__Written task__: Print out each record below, unaltered and complete, without its images.

════

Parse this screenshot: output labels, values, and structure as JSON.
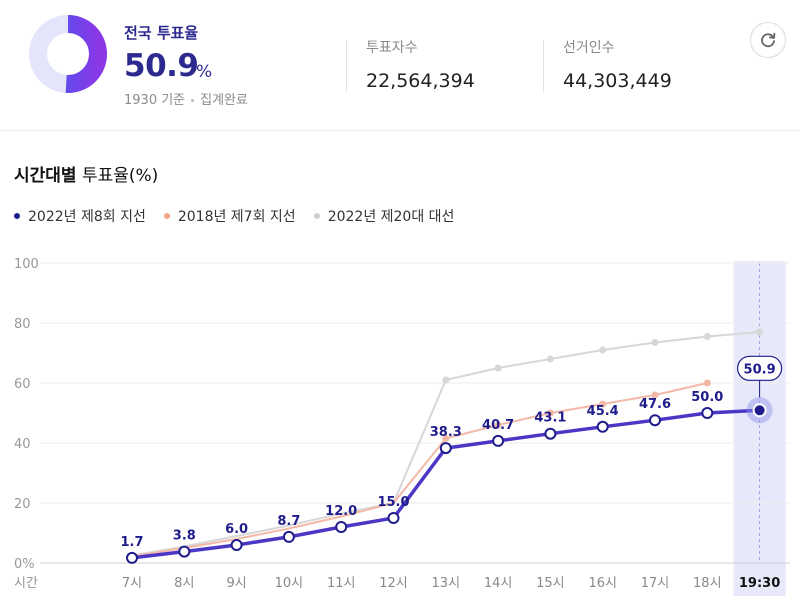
{
  "summary": {
    "label": "전국 투표율",
    "value": "50.9",
    "unit": "%",
    "time_note": "1930 기준",
    "status": "집계완료",
    "turnout_fraction": 0.509,
    "votes_label": "투표자수",
    "votes_value": "22,564,394",
    "electorate_label": "선거인수",
    "electorate_value": "44,303,449",
    "refresh_icon": "refresh-icon"
  },
  "section": {
    "title_bold": "시간대별",
    "title_rest": " 투표율(%)"
  },
  "colors": {
    "accent": "#4b37c6",
    "accent_dark": "#1f1d8c",
    "series_2018": "#f3b9a7",
    "series_2022": "#d7d7d7",
    "highlight_band": "#dfe1f8"
  },
  "chart_data": {
    "type": "line",
    "xlabel": "시간",
    "categories": [
      "7시",
      "8시",
      "9시",
      "10시",
      "11시",
      "12시",
      "13시",
      "14시",
      "15시",
      "16시",
      "17시",
      "18시",
      "19:30"
    ],
    "ylim": [
      0,
      100
    ],
    "yticks": [
      "0%",
      "20",
      "40",
      "60",
      "80",
      "100"
    ],
    "grid": true,
    "legend_position": "top-left",
    "series": [
      {
        "name": "2022년 제8회 지선",
        "color": "#4b37c6",
        "values": [
          1.7,
          3.8,
          6.0,
          8.7,
          12.0,
          15.0,
          38.3,
          40.7,
          43.1,
          45.4,
          47.6,
          50.0,
          50.9
        ],
        "labels": [
          "1.7",
          "3.8",
          "6.0",
          "8.7",
          "12.0",
          "15.0",
          "38.3",
          "40.7",
          "43.1",
          "45.4",
          "47.6",
          "50.0",
          "50.9"
        ]
      },
      {
        "name": "2018년 제7회 지선",
        "color": "#f3b9a7",
        "values": [
          2.2,
          5.0,
          8.0,
          11.5,
          15.5,
          20.0,
          41.5,
          46.0,
          50.0,
          53.0,
          56.0,
          60.0,
          null
        ]
      },
      {
        "name": "2022년 제20대 대선",
        "color": "#d7d7d7",
        "values": [
          2.5,
          5.5,
          9.0,
          12.5,
          16.5,
          20.0,
          61.0,
          65.0,
          68.0,
          71.0,
          73.5,
          75.5,
          77.0
        ]
      }
    ]
  }
}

════

__Full solution__:
Parse this screenshot: output labels, values, and structure as JSON.
{
  "summary": {
    "label": "전국 투표율",
    "value": "50.9",
    "unit": "%",
    "time_note": "1930 기준",
    "status": "집계완료",
    "turnout_fraction": 0.509,
    "votes_label": "투표자수",
    "votes_value": "22,564,394",
    "electorate_label": "선거인수",
    "electorate_value": "44,303,449",
    "refresh_icon": "refresh-icon"
  },
  "section": {
    "title_bold": "시간대별",
    "title_rest": " 투표율(%)"
  },
  "colors": {
    "accent": "#4b37c6",
    "accent_dark": "#1f1d8c",
    "series_2018": "#f3b9a7",
    "series_2022": "#d7d7d7",
    "highlight_band": "#dfe1f8"
  },
  "chart_data": {
    "type": "line",
    "xlabel": "시간",
    "categories": [
      "7시",
      "8시",
      "9시",
      "10시",
      "11시",
      "12시",
      "13시",
      "14시",
      "15시",
      "16시",
      "17시",
      "18시",
      "19:30"
    ],
    "ylim": [
      0,
      100
    ],
    "yticks": [
      "0%",
      "20",
      "40",
      "60",
      "80",
      "100"
    ],
    "grid": true,
    "legend_position": "top-left",
    "series": [
      {
        "name": "2022년 제8회 지선",
        "color": "#4b37c6",
        "values": [
          1.7,
          3.8,
          6.0,
          8.7,
          12.0,
          15.0,
          38.3,
          40.7,
          43.1,
          45.4,
          47.6,
          50.0,
          50.9
        ],
        "labels": [
          "1.7",
          "3.8",
          "6.0",
          "8.7",
          "12.0",
          "15.0",
          "38.3",
          "40.7",
          "43.1",
          "45.4",
          "47.6",
          "50.0",
          "50.9"
        ]
      },
      {
        "name": "2018년 제7회 지선",
        "color": "#f3b9a7",
        "values": [
          2.2,
          5.0,
          8.0,
          11.5,
          15.5,
          20.0,
          41.5,
          46.0,
          50.0,
          53.0,
          56.0,
          60.0,
          null
        ]
      },
      {
        "name": "2022년 제20대 대선",
        "color": "#d7d7d7",
        "values": [
          2.5,
          5.5,
          9.0,
          12.5,
          16.5,
          20.0,
          61.0,
          65.0,
          68.0,
          71.0,
          73.5,
          75.5,
          77.0
        ]
      }
    ]
  }
}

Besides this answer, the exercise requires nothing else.